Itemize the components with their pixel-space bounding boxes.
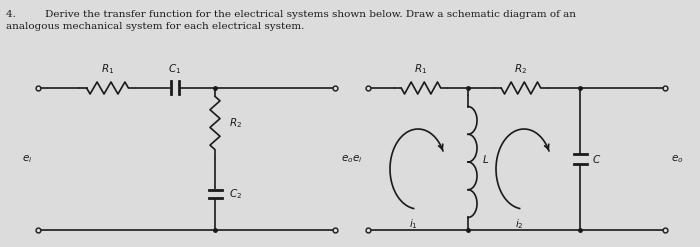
Text: $R_1$: $R_1$: [414, 62, 428, 76]
Text: $e_o$: $e_o$: [671, 153, 683, 165]
Text: $R_1$: $R_1$: [101, 62, 114, 76]
Text: $i_1$: $i_1$: [409, 217, 417, 231]
Text: $e_o$: $e_o$: [341, 153, 354, 165]
Text: $R_2$: $R_2$: [514, 62, 528, 76]
Text: $L$: $L$: [482, 153, 489, 165]
Text: $i_2$: $i_2$: [514, 217, 524, 231]
Text: $R_2$: $R_2$: [229, 116, 242, 130]
Text: $C_2$: $C_2$: [229, 187, 242, 201]
Text: $C_1$: $C_1$: [169, 62, 181, 76]
Text: 4.         Derive the transfer function for the electrical systems shown below. : 4. Derive the transfer function for the …: [6, 10, 576, 19]
Text: $e_i$: $e_i$: [22, 153, 32, 165]
Text: analogous mechanical system for each electrical system.: analogous mechanical system for each ele…: [6, 22, 304, 31]
Text: $e_i$: $e_i$: [351, 153, 362, 165]
Text: $C$: $C$: [592, 153, 601, 165]
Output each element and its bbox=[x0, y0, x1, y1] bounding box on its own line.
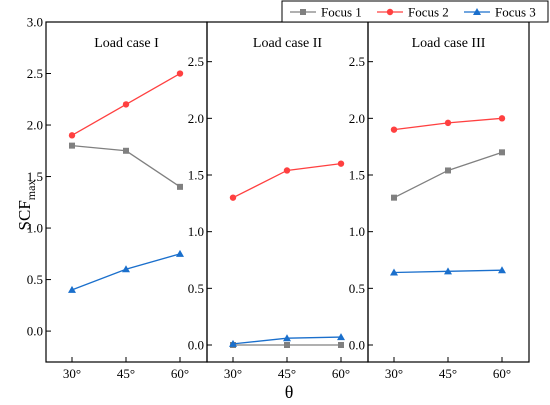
data-point-focus-1 bbox=[338, 342, 344, 348]
y-tick-label: 1.0 bbox=[27, 221, 43, 236]
data-point-focus-2 bbox=[337, 160, 345, 167]
x-tick-label: 30° bbox=[224, 366, 242, 381]
legend-marker-focus-2 bbox=[386, 8, 394, 16]
data-point-focus-2 bbox=[498, 115, 506, 122]
data-point-focus-2 bbox=[229, 194, 237, 201]
panel-3: Load case III 0.0 0.5 1.0 1.5 2.0 2.5 30° 45° 60° bbox=[349, 21, 530, 381]
legend-label-focus-3: Focus 3 bbox=[495, 5, 536, 20]
data-point-focus-2 bbox=[68, 132, 76, 139]
x-tick-label: 60° bbox=[332, 366, 350, 381]
x-tick-label: 45° bbox=[117, 366, 135, 381]
data-point-focus-2 bbox=[283, 167, 291, 174]
y-tick-label: 0.5 bbox=[27, 272, 43, 287]
x-tick-label: 45° bbox=[278, 366, 296, 381]
data-point-focus-3 bbox=[122, 265, 130, 273]
x-tick-label: 60° bbox=[171, 366, 189, 381]
x-tick-label: 60° bbox=[493, 366, 511, 381]
y-tick-label: 0.5 bbox=[349, 281, 365, 296]
y-axis-title-main: SCF bbox=[15, 200, 34, 230]
y-tick-label: 0.0 bbox=[27, 324, 43, 339]
y-tick-label: 1.5 bbox=[27, 169, 43, 184]
data-point-focus-3 bbox=[229, 339, 237, 347]
data-point-focus-1 bbox=[69, 142, 75, 149]
legend-marker-focus-1 bbox=[300, 9, 306, 15]
data-point-focus-3 bbox=[444, 267, 452, 275]
data-point-focus-3 bbox=[498, 266, 506, 274]
y-tick-label: 0.0 bbox=[349, 338, 365, 353]
x-tick-label: 30° bbox=[63, 366, 81, 381]
panel-title: Load case I bbox=[94, 36, 159, 51]
legend-marker-focus-3 bbox=[473, 8, 481, 15]
x-axis-title: θ bbox=[285, 382, 294, 402]
x-tick-label: 45° bbox=[439, 366, 457, 381]
legend-box bbox=[281, 0, 549, 23]
y-tick-label: 2.0 bbox=[188, 111, 204, 126]
y-tick-label: 0.0 bbox=[188, 338, 204, 353]
data-point-focus-2 bbox=[122, 101, 130, 108]
data-point-focus-1 bbox=[177, 183, 183, 190]
y-axis-title-sub: max bbox=[24, 180, 38, 201]
data-point-focus-1 bbox=[445, 167, 451, 174]
x-tick-label: 30° bbox=[385, 366, 403, 381]
y-tick-label: 1.5 bbox=[188, 168, 204, 183]
data-point-focus-1 bbox=[391, 194, 397, 201]
y-tick-label: 0.5 bbox=[188, 281, 204, 296]
panels: Load case I 0.0 0.5 1.0 1.5 2.0 2.5 3.0 30° 45° 60… bbox=[27, 15, 530, 381]
data-point-focus-2 bbox=[390, 126, 398, 133]
data-point-focus-2 bbox=[176, 70, 184, 77]
data-point-focus-1 bbox=[284, 342, 290, 348]
y-tick-label: 1.0 bbox=[188, 224, 204, 239]
data-point-focus-1 bbox=[499, 149, 505, 156]
y-tick-label: 3.0 bbox=[27, 15, 43, 30]
y-tick-label: 2.5 bbox=[27, 66, 43, 81]
data-point-focus-3 bbox=[283, 334, 291, 342]
data-point-focus-2 bbox=[444, 119, 452, 127]
data-point-focus-1 bbox=[123, 147, 129, 154]
y-tick-label: 2.5 bbox=[188, 54, 204, 69]
panel-title: Load case III bbox=[412, 36, 486, 51]
data-point-focus-3 bbox=[390, 268, 398, 276]
data-point-focus-3 bbox=[68, 285, 76, 293]
y-axis-title: SCFmax bbox=[15, 180, 38, 231]
data-point-focus-3 bbox=[337, 333, 345, 341]
legend-label-focus-2: Focus 2 bbox=[408, 5, 449, 20]
y-tick-label: 2.0 bbox=[349, 111, 365, 126]
y-tick-label: 2.5 bbox=[349, 54, 365, 69]
legend-label-focus-1: Focus 1 bbox=[321, 5, 362, 20]
legend: Focus 1 Focus 2 Focus 3 bbox=[281, 0, 549, 23]
panel-1: Load case I 0.0 0.5 1.0 1.5 2.0 2.5 3.0 30° 45° 60… bbox=[27, 15, 208, 381]
data-point-focus-3 bbox=[176, 249, 184, 257]
y-tick-label: 2.0 bbox=[27, 118, 43, 133]
y-tick-label: 1.5 bbox=[349, 168, 365, 183]
y-tick-label: 1.0 bbox=[349, 224, 365, 239]
panel-title: Load case II bbox=[253, 36, 323, 51]
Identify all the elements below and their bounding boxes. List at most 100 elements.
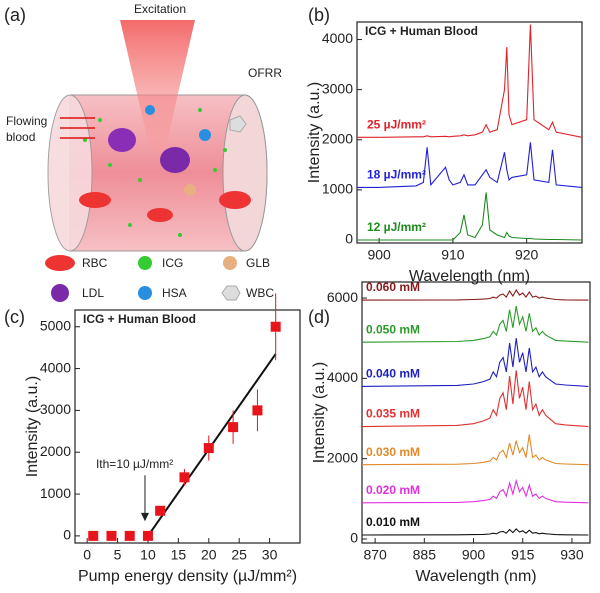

---------------

EXERCISE ▸ Write out every line of the entries above word for word, but leave out the pictures.

OUTPUT FOR THIS TASK ▸
Itemize the components with their pixel-space bounding boxes.
Text: $R_1$: $R_1$: [414, 62, 428, 76]
Text: $e_o$: $e_o$: [671, 153, 683, 165]
Text: $R_1$: $R_1$: [101, 62, 114, 76]
Text: $i_1$: $i_1$: [409, 217, 417, 231]
Text: $e_o$: $e_o$: [341, 153, 354, 165]
Text: $R_2$: $R_2$: [514, 62, 528, 76]
Text: $L$: $L$: [482, 153, 489, 165]
Text: $i_2$: $i_2$: [514, 217, 524, 231]
Text: $R_2$: $R_2$: [229, 116, 242, 130]
Text: $C_2$: $C_2$: [229, 187, 242, 201]
Text: $C_1$: $C_1$: [169, 62, 181, 76]
Text: 4.         Derive the transfer function for the electrical systems shown below. : 4. Derive the transfer function for the …: [6, 10, 576, 19]
Text: $e_i$: $e_i$: [22, 153, 32, 165]
Text: analogous mechanical system for each electrical system.: analogous mechanical system for each ele…: [6, 22, 304, 31]
Text: $e_i$: $e_i$: [351, 153, 362, 165]
Text: $C$: $C$: [592, 153, 601, 165]
Output each element and its bbox=[x0, y0, x1, y1] bounding box on its own line.
data-point-focus-1 bbox=[338, 342, 344, 348]
y-tick-label: 1.0 bbox=[27, 221, 43, 236]
data-point-focus-2 bbox=[337, 160, 345, 167]
x-tick-label: 30° bbox=[224, 366, 242, 381]
legend-marker-focus-2 bbox=[386, 8, 394, 16]
data-point-focus-2 bbox=[498, 115, 506, 122]
data-point-focus-2 bbox=[229, 194, 237, 201]
panel-3: Load case III 0.0 0.5 1.0 1.5 2.0 2.5 30° 45° 60° bbox=[349, 21, 530, 381]
legend-label-focus-3: Focus 3 bbox=[495, 5, 536, 20]
data-point-focus-2 bbox=[68, 132, 76, 139]
x-tick-label: 60° bbox=[332, 366, 350, 381]
x-tick-label: 45° bbox=[117, 366, 135, 381]
data-point-focus-2 bbox=[283, 167, 291, 174]
y-tick-label: 0.5 bbox=[27, 272, 43, 287]
x-tick-label: 45° bbox=[278, 366, 296, 381]
data-point-focus-3 bbox=[122, 265, 130, 273]
x-tick-label: 60° bbox=[171, 366, 189, 381]
x-tick-label: 60° bbox=[493, 366, 511, 381]
y-tick-label: 0.5 bbox=[349, 281, 365, 296]
y-axis-title-main: SCF bbox=[15, 200, 34, 230]
y-tick-label: 0.0 bbox=[27, 324, 43, 339]
y-tick-label: 1.5 bbox=[27, 169, 43, 184]
data-point-focus-3 bbox=[229, 339, 237, 347]
data-point-focus-1 bbox=[69, 142, 75, 149]
legend-marker-focus-1 bbox=[300, 9, 306, 15]
data-point-focus-3 bbox=[444, 267, 452, 275]
data-point-focus-3 bbox=[498, 266, 506, 274]
y-tick-label: 0.0 bbox=[349, 338, 365, 353]
x-tick-label: 30° bbox=[63, 366, 81, 381]
panel-title: Load case I bbox=[94, 36, 159, 51]
legend-marker-focus-3 bbox=[473, 8, 481, 15]
x-axis-title: θ bbox=[285, 382, 294, 402]
x-tick-label: 45° bbox=[439, 366, 457, 381]
legend-box bbox=[281, 0, 549, 23]
y-tick-label: 2.0 bbox=[188, 111, 204, 126]
y-tick-label: 0.0 bbox=[188, 338, 204, 353]
data-point-focus-2 bbox=[122, 101, 130, 108]
data-point-focus-1 bbox=[177, 183, 183, 190]
y-axis-title-sub: max bbox=[24, 180, 38, 201]
data-point-focus-1 bbox=[445, 167, 451, 174]
x-tick-label: 30° bbox=[385, 366, 403, 381]
y-tick-label: 1.5 bbox=[188, 168, 204, 183]
data-point-focus-1 bbox=[391, 194, 397, 201]
y-tick-label: 0.5 bbox=[188, 281, 204, 296]
panels: Load case I 0.0 0.5 1.0 1.5 2.0 2.5 3.0 30° 45° 60… bbox=[27, 15, 530, 381]
data-point-focus-2 bbox=[390, 126, 398, 133]
data-point-focus-2 bbox=[176, 70, 184, 77]
data-point-focus-1 bbox=[284, 342, 290, 348]
y-tick-label: 1.0 bbox=[188, 224, 204, 239]
data-point-focus-1 bbox=[499, 149, 505, 156]
y-tick-label: 3.0 bbox=[27, 15, 43, 30]
y-tick-label: 2.5 bbox=[27, 66, 43, 81]
data-point-focus-3 bbox=[283, 334, 291, 342]
data-point-focus-2 bbox=[444, 119, 452, 127]
data-point-focus-1 bbox=[123, 147, 129, 154]
y-tick-label: 2.5 bbox=[188, 54, 204, 69]
panel-title: Load case III bbox=[412, 36, 486, 51]
data-point-focus-3 bbox=[390, 268, 398, 276]
data-point-focus-3 bbox=[68, 285, 76, 293]
y-axis-title: SCFmax bbox=[15, 180, 38, 231]
data-point-focus-3 bbox=[337, 333, 345, 341]
legend-label-focus-2: Focus 2 bbox=[408, 5, 449, 20]
y-tick-label: 2.0 bbox=[349, 111, 365, 126]
y-tick-label: 2.5 bbox=[349, 54, 365, 69]
legend-label-focus-1: Focus 1 bbox=[321, 5, 362, 20]
legend: Focus 1 Focus 2 Focus 3 bbox=[281, 0, 549, 23]
panel-1: Load case I 0.0 0.5 1.0 1.5 2.0 2.5 3.0 30° 45° 60… bbox=[27, 15, 208, 381]
data-point-focus-3 bbox=[176, 249, 184, 257]
y-tick-label: 2.0 bbox=[27, 118, 43, 133]
y-tick-label: 1.5 bbox=[349, 168, 365, 183]
y-tick-label: 1.0 bbox=[349, 224, 365, 239]
panel-title: Load case II bbox=[253, 36, 323, 51]
Identify all the elements below and their bounding boxes. List at most 100 elements.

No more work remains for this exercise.